_Problem description_: Please copy out the lines below word for word, starting with the line that contains "Give bounding boxes" and going on through the line that contains "x-tick-label: Amoron'i Mania", both included. Leave the pictures out of your answer.

──────── Excerpted data

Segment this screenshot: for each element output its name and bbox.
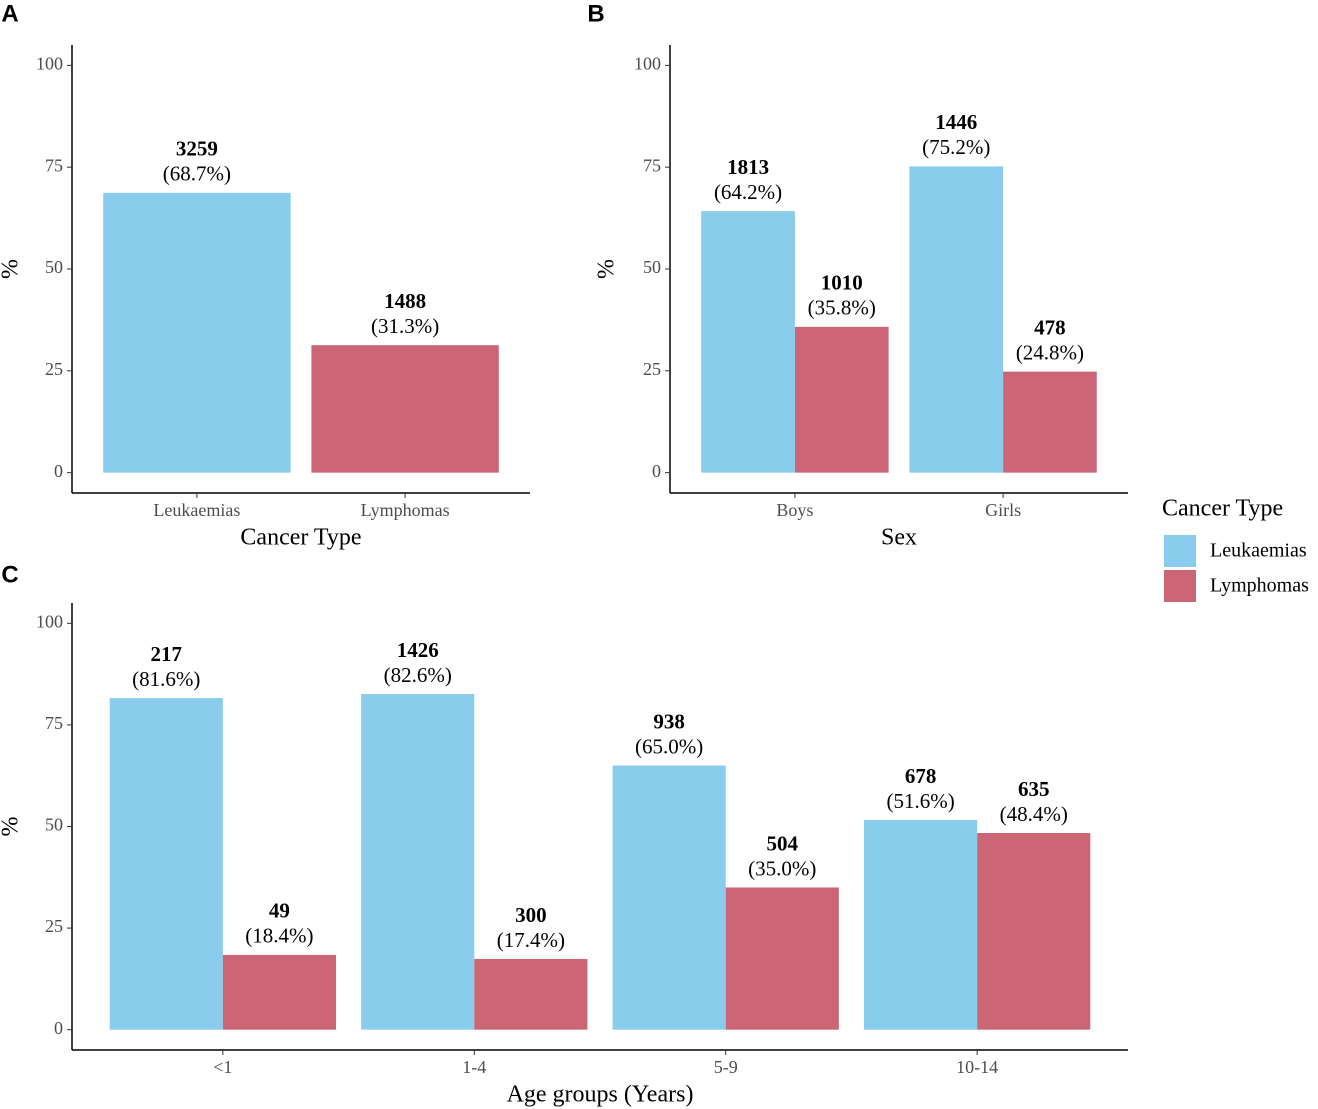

────────────────
──────── Excerpted data

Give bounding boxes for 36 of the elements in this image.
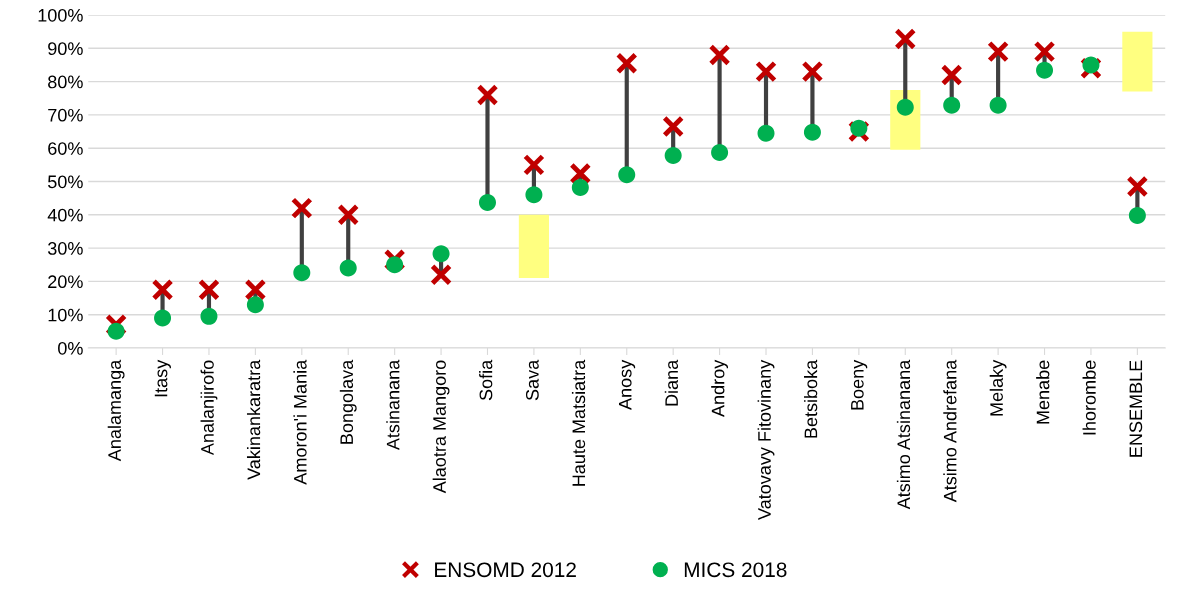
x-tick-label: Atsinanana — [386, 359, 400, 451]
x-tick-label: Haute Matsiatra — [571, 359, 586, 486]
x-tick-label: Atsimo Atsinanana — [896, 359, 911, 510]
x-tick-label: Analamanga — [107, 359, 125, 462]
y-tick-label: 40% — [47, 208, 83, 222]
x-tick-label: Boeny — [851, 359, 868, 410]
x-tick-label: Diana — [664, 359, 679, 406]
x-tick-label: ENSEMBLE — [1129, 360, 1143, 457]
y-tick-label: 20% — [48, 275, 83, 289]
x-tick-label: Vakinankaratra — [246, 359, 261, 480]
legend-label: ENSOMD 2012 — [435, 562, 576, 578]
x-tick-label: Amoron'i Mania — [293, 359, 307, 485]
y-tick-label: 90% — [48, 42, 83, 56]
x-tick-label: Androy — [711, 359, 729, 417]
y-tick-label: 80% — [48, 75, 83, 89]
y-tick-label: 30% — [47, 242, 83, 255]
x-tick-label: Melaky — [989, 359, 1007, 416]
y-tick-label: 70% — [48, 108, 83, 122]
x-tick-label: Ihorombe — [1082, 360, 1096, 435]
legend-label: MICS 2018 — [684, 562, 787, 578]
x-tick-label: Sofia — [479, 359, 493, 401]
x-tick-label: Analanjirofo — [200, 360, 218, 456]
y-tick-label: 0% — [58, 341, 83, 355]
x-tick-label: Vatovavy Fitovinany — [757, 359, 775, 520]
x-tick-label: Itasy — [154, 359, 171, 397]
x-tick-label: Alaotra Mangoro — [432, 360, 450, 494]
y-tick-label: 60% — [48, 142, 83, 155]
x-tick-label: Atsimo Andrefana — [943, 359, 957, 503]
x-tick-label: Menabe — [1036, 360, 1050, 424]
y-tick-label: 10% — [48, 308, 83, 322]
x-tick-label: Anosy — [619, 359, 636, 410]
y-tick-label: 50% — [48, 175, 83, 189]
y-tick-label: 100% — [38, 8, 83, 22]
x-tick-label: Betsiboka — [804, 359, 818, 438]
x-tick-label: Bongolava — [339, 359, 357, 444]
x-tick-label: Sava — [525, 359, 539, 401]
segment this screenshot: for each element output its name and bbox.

────────────────
──────── Excerpted data

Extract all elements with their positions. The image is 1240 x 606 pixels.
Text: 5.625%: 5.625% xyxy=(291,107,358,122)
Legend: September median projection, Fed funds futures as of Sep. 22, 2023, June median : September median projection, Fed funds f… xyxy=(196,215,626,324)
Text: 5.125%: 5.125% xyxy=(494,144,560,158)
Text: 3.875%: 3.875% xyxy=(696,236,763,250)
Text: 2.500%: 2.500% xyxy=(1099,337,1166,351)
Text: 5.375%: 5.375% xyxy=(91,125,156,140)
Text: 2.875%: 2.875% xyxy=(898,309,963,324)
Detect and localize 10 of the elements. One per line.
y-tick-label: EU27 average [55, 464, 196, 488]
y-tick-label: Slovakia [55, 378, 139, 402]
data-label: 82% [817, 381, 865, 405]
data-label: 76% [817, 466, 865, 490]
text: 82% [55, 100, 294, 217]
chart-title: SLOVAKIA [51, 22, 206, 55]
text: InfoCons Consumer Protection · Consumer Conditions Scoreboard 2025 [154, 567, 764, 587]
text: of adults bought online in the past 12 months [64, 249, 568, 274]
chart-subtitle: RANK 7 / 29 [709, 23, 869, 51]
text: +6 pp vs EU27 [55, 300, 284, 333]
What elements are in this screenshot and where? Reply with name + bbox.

────────────────

_Final result_:
Give bounding boxes for 36 of the elements in this image.
x-tick-label: Atsinanana — [386, 359, 400, 451]
x-tick-label: Haute Matsiatra — [571, 359, 586, 486]
x-tick-label: Atsimo Atsinanana — [896, 359, 911, 510]
x-tick-label: Analamanga — [107, 359, 125, 462]
y-tick-label: 40% — [47, 208, 83, 222]
x-tick-label: Boeny — [851, 359, 868, 410]
x-tick-label: Diana — [664, 359, 679, 406]
x-tick-label: ENSEMBLE — [1129, 360, 1143, 457]
y-tick-label: 20% — [48, 275, 83, 289]
x-tick-label: Vakinankaratra — [246, 359, 261, 480]
legend-label: ENSOMD 2012 — [435, 562, 576, 578]
x-tick-label: Amoron'i Mania — [293, 359, 307, 485]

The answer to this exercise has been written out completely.